WHAT NEEDS TO BE DONE: Reproduce the whole listing, character for character.

Chart and figure data:
+===+

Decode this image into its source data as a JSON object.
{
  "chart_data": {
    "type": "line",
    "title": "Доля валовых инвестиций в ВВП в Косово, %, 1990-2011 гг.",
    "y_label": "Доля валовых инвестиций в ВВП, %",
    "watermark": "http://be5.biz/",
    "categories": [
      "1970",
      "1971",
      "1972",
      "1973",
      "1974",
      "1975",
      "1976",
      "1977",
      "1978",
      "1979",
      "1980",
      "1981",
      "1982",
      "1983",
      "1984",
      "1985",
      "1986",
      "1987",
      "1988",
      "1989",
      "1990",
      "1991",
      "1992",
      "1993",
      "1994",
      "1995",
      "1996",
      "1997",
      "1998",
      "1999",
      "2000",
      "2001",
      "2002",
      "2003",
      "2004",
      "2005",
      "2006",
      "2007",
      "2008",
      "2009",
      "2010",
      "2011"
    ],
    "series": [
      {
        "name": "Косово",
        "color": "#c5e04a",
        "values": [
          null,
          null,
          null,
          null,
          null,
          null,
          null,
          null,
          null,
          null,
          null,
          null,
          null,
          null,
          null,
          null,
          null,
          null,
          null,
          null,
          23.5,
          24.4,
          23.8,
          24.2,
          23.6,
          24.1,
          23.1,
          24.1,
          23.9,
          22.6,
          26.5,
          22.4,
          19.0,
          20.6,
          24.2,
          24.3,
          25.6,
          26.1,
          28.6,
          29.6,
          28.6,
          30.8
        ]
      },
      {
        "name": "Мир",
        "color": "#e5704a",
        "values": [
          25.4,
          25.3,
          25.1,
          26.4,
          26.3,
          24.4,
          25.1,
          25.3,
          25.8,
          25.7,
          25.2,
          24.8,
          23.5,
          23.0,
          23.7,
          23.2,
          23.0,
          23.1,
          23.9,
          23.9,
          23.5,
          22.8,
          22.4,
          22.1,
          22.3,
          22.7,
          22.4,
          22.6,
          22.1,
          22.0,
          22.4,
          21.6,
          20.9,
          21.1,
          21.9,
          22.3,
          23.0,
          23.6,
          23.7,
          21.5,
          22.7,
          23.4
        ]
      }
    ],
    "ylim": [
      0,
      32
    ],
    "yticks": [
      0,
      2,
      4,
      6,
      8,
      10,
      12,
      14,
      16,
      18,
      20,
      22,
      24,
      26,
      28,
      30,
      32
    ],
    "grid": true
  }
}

+===+

TASK RESULT:
Decode this image into its source data as a JSON object.
{
  "chart_data": {
    "type": "line",
    "title": "Доля валовых инвестиций в ВВП в Косово, %, 1990-2011 гг.",
    "y_label": "Доля валовых инвестиций в ВВП, %",
    "watermark": "http://be5.biz/",
    "categories": [
      "1970",
      "1971",
      "1972",
      "1973",
      "1974",
      "1975",
      "1976",
      "1977",
      "1978",
      "1979",
      "1980",
      "1981",
      "1982",
      "1983",
      "1984",
      "1985",
      "1986",
      "1987",
      "1988",
      "1989",
      "1990",
      "1991",
      "1992",
      "1993",
      "1994",
      "1995",
      "1996",
      "1997",
      "1998",
      "1999",
      "2000",
      "2001",
      "2002",
      "2003",
      "2004",
      "2005",
      "2006",
      "2007",
      "2008",
      "2009",
      "2010",
      "2011"
    ],
    "series": [
      {
        "name": "Косово",
        "color": "#c5e04a",
        "values": [
          null,
          null,
          null,
          null,
          null,
          null,
          null,
          null,
          null,
          null,
          null,
          null,
          null,
          null,
          null,
          null,
          null,
          null,
          null,
          null,
          23.5,
          24.4,
          23.8,
          24.2,
          23.6,
          24.1,
          23.1,
          24.1,
          23.9,
          22.6,
          26.5,
          22.4,
          19.0,
          20.6,
          24.2,
          24.3,
          25.6,
          26.1,
          28.6,
          29.6,
          28.6,
          30.8
        ]
      },
      {
        "name": "Мир",
        "color": "#e5704a",
        "values": [
          25.4,
          25.3,
          25.1,
          26.4,
          26.3,
          24.4,
          25.1,
          25.3,
          25.8,
          25.7,
          25.2,
          24.8,
          23.5,
          23.0,
          23.7,
          23.2,
          23.0,
          23.1,
          23.9,
          23.9,
          23.5,
          22.8,
          22.4,
          22.1,
          22.3,
          22.7,
          22.4,
          22.6,
          22.1,
          22.0,
          22.4,
          21.6,
          20.9,
          21.1,
          21.9,
          22.3,
          23.0,
          23.6,
          23.7,
          21.5,
          22.7,
          23.4
        ]
      }
    ],
    "ylim": [
      0,
      32
    ],
    "yticks": [
      0,
      2,
      4,
      6,
      8,
      10,
      12,
      14,
      16,
      18,
      20,
      22,
      24,
      26,
      28,
      30,
      32
    ],
    "grid": true
  }
}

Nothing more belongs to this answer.